Every line with the string "společnosti" should be gathered.

Entries from a dataset
• • • • • • •

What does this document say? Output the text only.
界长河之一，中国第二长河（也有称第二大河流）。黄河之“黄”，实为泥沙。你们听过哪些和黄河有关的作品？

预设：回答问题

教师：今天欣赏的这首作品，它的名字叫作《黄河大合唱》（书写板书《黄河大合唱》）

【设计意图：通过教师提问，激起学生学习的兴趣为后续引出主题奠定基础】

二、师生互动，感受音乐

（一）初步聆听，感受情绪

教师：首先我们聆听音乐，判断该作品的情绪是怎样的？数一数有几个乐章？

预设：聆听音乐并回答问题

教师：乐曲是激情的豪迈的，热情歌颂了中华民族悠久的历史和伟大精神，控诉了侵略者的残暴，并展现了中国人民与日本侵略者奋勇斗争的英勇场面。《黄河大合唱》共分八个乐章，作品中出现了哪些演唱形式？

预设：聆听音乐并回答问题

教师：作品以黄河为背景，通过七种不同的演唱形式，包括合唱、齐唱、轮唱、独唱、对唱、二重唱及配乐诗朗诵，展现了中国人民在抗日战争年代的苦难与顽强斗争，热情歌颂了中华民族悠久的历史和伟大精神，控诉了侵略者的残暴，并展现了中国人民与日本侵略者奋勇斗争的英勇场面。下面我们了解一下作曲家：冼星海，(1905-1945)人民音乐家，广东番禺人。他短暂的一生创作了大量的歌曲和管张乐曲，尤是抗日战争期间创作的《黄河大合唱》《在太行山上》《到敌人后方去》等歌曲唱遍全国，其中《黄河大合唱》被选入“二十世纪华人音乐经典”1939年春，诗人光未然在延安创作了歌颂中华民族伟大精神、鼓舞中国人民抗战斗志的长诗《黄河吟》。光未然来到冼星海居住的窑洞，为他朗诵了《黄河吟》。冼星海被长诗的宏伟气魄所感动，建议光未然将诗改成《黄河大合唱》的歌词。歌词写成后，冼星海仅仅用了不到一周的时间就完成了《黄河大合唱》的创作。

• • • • • • •

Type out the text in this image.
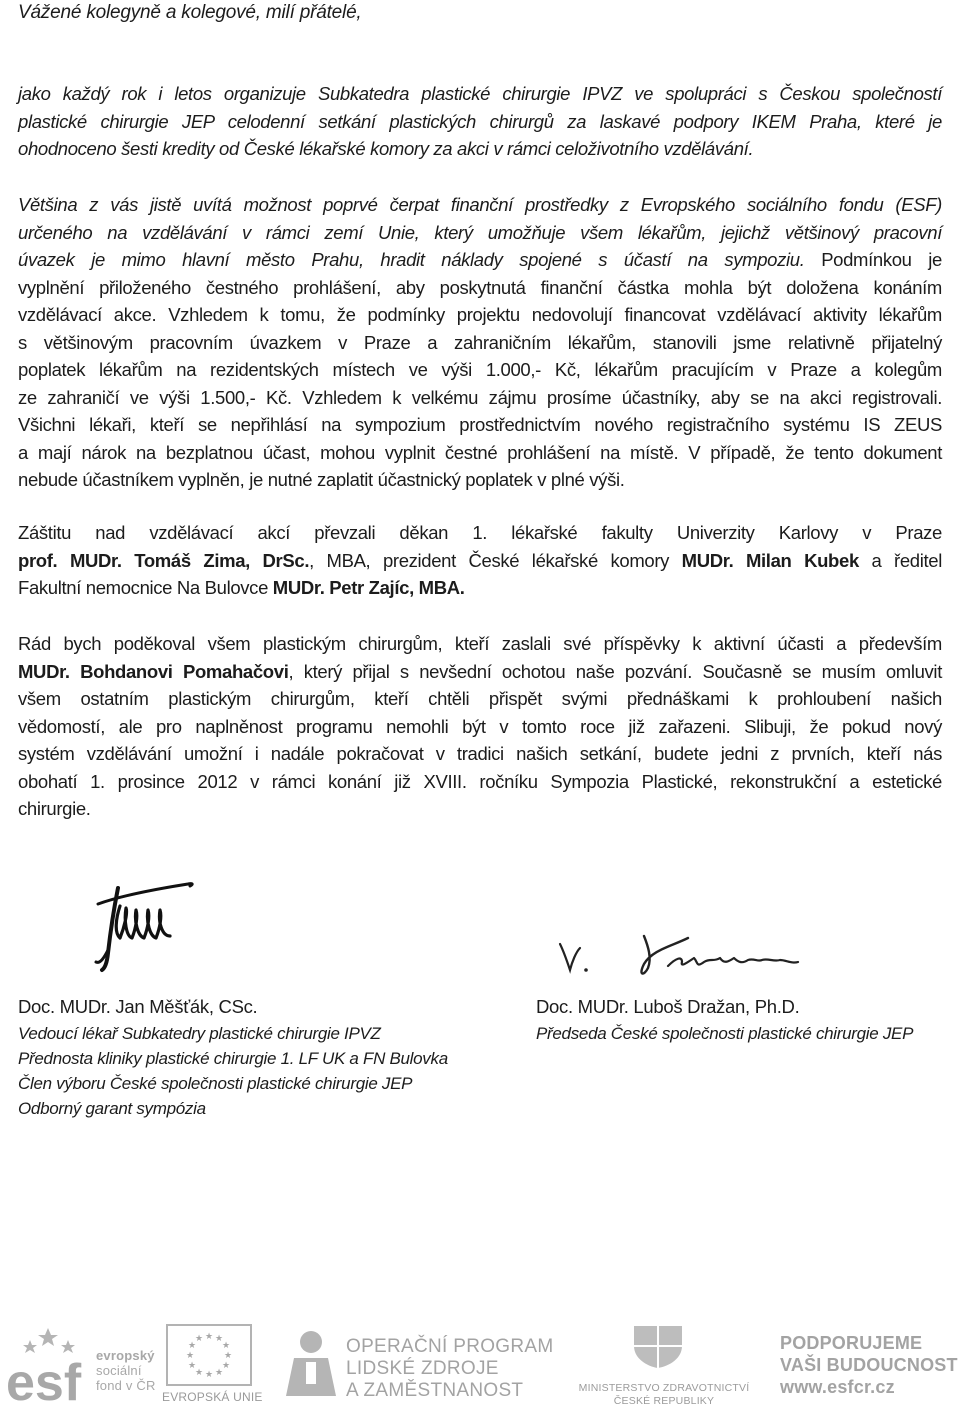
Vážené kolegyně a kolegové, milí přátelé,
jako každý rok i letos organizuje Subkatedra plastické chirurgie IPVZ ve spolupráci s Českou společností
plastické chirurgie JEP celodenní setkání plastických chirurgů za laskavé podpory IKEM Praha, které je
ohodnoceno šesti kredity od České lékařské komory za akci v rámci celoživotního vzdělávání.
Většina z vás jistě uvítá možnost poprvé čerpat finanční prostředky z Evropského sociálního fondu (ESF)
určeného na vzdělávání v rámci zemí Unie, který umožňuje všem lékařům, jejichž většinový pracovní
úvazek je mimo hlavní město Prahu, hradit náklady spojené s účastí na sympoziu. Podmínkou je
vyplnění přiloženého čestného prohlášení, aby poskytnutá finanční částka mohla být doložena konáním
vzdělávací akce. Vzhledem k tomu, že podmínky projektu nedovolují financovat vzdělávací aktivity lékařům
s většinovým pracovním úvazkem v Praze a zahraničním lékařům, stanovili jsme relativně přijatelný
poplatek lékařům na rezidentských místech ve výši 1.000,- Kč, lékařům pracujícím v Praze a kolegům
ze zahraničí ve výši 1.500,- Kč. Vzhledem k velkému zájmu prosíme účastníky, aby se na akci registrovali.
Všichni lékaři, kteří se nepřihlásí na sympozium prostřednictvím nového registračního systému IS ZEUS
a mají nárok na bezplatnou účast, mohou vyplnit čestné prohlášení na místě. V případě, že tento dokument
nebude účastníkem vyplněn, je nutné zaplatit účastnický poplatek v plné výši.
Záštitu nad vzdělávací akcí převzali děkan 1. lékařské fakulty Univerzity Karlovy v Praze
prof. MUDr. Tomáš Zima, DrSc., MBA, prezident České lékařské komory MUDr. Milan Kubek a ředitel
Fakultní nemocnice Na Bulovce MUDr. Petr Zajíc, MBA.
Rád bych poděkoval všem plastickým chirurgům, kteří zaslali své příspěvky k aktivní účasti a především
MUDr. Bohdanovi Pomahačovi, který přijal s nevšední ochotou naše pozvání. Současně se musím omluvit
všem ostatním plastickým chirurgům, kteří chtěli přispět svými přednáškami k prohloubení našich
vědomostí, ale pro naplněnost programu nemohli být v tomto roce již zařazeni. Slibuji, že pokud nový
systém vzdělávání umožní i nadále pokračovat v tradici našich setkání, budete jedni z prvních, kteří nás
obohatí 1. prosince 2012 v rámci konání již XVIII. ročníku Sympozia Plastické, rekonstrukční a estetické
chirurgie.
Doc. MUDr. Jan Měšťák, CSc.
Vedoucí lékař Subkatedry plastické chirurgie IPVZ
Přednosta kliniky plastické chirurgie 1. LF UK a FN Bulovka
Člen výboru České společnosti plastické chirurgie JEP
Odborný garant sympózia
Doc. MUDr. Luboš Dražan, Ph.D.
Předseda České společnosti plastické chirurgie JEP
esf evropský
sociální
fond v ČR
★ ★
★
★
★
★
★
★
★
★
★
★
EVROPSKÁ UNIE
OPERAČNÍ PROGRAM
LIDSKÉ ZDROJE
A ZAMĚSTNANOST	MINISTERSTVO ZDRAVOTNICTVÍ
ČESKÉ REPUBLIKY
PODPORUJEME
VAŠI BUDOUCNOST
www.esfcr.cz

• • • • • • •

■ EXERCISE RESULT ■
Člen výboru České společnosti plastické chirurgie JEP
Předseda České společnosti plastické chirurgie JEP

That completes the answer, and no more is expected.